[Article]
Wu and Ouhyoung proposed another prediction algorithm based on Grey system theory in 1994 [Wu 1994]. Grey theory applies to areas where the system is only partially defined. This applies to HMD tracking because there are many ill-defined aspects of the system and behavior is uncertain. In this technique, the observed data is accumulated to derive a differential model for prediction and analysis of system behavior. This technique is less dependent on user defined system characteristics than the previously defined Kalman filtering. The Grey predictor has been shown to produce errors 5 to 12 times lower than with no prediction.

Computationally the Grey predictor is faster than the Kalman techniques. While more studies are required the further compare the two prediction models, Kalman filtering generally show slightly better results but with more variance (jitter) in the values. The type of application and tracking technology used will also effect which predictor should be used.

Single Constraint based tracking

Tracking the position of an object in a VR system was almost universally accomplished by collecting data for all degrees of freedom (constraints) before defining its position/orientation in space. In 1997, Welch and Bishop [Welch 1997] proposed a mathematical system named single-constraint-at-a-time or SCAAT tracking. In this approach, each constraint is used to make an estimation. As each new constraint is collected they are combined to make a new, improved estimation. Thus, in a positional tracking system with three DOF, three position estimations have been made by the time the first ‘complete’ set of measurements has been received. This results in more frequent estimations, less latency (reduced tpd), and better accuracy.

[Written problem A]
Copy the rows exactly as they appear, from the first one through the row that contains "y-tick-label: 1.900 <box>32 383 69 398</box>", including both of those rows.
[Written problem B]
Continue the passage on tracking prediction for head-mounted displays from the point where it stops.

[Provided information]
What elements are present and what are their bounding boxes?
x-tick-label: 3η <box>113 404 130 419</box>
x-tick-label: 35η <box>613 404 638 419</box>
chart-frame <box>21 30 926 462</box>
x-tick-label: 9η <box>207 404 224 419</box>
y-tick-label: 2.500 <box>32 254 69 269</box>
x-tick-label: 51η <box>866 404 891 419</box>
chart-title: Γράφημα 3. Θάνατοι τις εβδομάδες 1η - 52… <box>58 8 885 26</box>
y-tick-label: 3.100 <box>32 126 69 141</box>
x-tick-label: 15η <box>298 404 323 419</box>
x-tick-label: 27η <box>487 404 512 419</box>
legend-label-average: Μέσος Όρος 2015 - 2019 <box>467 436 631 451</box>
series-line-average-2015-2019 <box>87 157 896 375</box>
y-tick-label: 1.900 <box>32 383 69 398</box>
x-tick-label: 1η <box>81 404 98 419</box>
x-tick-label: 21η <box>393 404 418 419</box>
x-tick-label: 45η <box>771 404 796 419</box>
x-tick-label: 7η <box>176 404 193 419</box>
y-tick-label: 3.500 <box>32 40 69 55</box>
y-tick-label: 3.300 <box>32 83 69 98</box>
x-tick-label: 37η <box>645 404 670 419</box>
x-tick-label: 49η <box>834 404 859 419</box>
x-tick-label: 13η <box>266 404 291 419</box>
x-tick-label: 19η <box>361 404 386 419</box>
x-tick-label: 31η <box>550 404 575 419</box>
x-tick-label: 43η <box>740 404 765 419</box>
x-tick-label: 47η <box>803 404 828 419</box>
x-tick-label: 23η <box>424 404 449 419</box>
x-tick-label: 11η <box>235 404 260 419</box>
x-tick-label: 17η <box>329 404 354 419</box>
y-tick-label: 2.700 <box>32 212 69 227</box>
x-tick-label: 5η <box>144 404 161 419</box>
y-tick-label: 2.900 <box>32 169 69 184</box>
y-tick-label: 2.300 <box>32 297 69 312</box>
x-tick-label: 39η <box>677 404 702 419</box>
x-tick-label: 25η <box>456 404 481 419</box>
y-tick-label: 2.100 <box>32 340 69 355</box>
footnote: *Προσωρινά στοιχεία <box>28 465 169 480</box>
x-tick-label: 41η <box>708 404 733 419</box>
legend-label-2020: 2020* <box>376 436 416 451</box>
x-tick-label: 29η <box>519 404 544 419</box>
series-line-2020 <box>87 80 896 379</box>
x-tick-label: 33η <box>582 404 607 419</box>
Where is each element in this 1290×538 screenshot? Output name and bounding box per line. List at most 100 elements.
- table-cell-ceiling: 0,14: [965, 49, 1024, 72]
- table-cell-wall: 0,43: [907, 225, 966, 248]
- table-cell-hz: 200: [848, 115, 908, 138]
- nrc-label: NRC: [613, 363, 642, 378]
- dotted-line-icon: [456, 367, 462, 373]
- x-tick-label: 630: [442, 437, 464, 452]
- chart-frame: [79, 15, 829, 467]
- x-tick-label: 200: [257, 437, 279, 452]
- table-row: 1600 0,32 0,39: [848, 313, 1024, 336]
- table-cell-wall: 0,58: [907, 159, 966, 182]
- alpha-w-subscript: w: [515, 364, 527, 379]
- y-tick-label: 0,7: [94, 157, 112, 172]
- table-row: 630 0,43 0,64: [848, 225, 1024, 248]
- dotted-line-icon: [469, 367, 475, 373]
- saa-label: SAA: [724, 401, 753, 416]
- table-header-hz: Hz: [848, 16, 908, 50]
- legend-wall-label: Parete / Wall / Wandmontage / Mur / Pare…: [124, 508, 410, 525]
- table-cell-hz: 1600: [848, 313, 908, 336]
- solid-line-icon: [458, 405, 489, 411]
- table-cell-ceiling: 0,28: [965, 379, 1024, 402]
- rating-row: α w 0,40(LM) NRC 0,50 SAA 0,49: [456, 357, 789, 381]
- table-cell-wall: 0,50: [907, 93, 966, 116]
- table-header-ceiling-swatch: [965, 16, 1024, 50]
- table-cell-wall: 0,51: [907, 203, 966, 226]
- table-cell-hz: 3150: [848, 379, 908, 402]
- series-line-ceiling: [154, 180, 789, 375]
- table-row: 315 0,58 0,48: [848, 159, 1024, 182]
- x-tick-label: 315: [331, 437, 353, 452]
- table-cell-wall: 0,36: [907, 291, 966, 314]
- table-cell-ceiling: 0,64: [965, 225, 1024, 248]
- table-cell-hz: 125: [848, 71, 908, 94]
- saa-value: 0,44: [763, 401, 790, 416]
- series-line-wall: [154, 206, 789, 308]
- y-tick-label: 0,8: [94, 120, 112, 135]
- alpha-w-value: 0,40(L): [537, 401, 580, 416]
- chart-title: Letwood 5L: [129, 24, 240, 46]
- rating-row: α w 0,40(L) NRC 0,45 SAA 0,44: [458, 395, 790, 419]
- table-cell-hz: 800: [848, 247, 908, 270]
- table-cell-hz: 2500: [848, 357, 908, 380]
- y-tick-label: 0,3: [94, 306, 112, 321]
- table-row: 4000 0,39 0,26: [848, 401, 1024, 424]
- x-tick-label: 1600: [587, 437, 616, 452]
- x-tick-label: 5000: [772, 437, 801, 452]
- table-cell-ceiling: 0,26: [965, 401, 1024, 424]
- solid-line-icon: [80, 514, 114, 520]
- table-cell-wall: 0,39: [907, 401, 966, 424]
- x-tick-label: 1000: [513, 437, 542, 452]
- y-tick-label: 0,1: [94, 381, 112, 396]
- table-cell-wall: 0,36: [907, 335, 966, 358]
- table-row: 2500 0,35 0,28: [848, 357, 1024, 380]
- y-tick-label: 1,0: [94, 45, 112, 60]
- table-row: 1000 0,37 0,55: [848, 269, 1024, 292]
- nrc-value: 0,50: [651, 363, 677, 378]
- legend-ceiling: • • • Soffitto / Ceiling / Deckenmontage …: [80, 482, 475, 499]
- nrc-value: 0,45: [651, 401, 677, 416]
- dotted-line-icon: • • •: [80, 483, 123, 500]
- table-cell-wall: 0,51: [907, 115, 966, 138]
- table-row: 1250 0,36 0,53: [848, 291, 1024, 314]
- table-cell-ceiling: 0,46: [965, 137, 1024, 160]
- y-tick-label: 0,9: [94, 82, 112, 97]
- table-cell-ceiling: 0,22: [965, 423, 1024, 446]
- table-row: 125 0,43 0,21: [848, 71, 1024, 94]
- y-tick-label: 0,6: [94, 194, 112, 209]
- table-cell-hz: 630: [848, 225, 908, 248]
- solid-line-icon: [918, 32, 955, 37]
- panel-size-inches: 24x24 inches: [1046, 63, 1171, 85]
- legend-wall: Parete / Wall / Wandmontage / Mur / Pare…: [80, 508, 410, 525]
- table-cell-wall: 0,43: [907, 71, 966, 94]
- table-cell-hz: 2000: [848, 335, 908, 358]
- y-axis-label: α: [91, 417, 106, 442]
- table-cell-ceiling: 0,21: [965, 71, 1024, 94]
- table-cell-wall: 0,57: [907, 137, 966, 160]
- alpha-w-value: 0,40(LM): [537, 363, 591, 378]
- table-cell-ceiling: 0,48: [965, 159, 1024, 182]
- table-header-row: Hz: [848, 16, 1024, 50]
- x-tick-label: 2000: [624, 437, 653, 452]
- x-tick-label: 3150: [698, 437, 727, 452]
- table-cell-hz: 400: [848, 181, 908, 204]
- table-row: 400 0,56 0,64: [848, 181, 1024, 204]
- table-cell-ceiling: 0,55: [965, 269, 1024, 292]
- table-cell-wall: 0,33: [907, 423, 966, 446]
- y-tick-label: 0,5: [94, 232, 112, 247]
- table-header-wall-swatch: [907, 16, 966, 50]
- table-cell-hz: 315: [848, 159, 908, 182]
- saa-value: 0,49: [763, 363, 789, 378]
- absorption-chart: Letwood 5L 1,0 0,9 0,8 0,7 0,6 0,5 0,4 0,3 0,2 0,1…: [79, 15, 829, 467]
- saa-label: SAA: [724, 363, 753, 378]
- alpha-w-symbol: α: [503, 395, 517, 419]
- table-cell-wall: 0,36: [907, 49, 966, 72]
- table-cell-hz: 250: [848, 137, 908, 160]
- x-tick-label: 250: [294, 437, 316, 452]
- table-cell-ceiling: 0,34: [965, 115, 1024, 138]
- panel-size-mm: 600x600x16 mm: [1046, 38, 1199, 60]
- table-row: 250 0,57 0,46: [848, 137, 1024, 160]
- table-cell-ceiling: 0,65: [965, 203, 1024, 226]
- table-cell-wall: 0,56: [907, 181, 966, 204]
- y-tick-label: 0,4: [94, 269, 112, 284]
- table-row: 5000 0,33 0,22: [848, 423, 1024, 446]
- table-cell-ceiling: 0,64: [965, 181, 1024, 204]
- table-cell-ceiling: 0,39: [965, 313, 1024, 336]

[Reply A]
What elements are present and what are their bounding boxes?
x-tick-label: 3η <box>113 404 130 419</box>
x-tick-label: 35η <box>613 404 638 419</box>
chart-frame <box>21 30 926 462</box>
x-tick-label: 9η <box>207 404 224 419</box>
y-tick-label: 2.500 <box>32 254 69 269</box>
x-tick-label: 51η <box>866 404 891 419</box>
chart-title: Γράφημα 3. Θάνατοι τις εβδομάδες 1η - 52… <box>58 8 885 26</box>
y-tick-label: 3.100 <box>32 126 69 141</box>
x-tick-label: 15η <box>298 404 323 419</box>
x-tick-label: 27η <box>487 404 512 419</box>
legend-label-average: Μέσος Όρος 2015 - 2019 <box>467 436 631 451</box>
series-line-average-2015-2019 <box>87 157 896 375</box>
y-tick-label: 1.900 <box>32 383 69 398</box>

[Reply B]
One reason for the improved performance has to do with how many tracking technologies work. Magnetic trackers, for example, sample each constraint sequentially before combining them for submission as a complete package. Using SCAAT allows the system to take advantage of each constraint as soon as it is collected. Vision based systems typically use a similar methodology. There are usually several markers in the scene being analyzed, and each marker is found sequentially within the image. Rather then waiting to find all the markers, a SCAAT approach processes each marker individually while the others are being found. Notice that there is implied parallel processing taking place. This is usually accomplished by having one system perform data capture while another is doing application processing.

An integral part of the SCAAT algorithms is some type of predictor function. Welch has used a variation of the Kalman filter for his work on the HiBall project at the University of North Carolina at Chapel Hill. While direct comparison to other techniques is difficult, experimental results indicated an error of one or two magnitudes lower than for systems not using SCAAT or prediction techniques.

Proposed Research of a New Tracking System for CSCW Applications

Based on our technology review, we believe the best approach to meet CSCW tracking requirements is by developing a hybrid tracking system. No single technology has been shown to meet the requirements of accuracy, latency, and precision while maintaining flexibility and minimizing user and environmental encumbrances. Video and inertial based trackers are the two most promising technologies to combine in the hybrid tracker. More specifically, we recommend continued research to enhance the head mounted video tracking system used by the HITL Mixed Reality project and combining it with an inertial tracking system.

Why a head mounted video system?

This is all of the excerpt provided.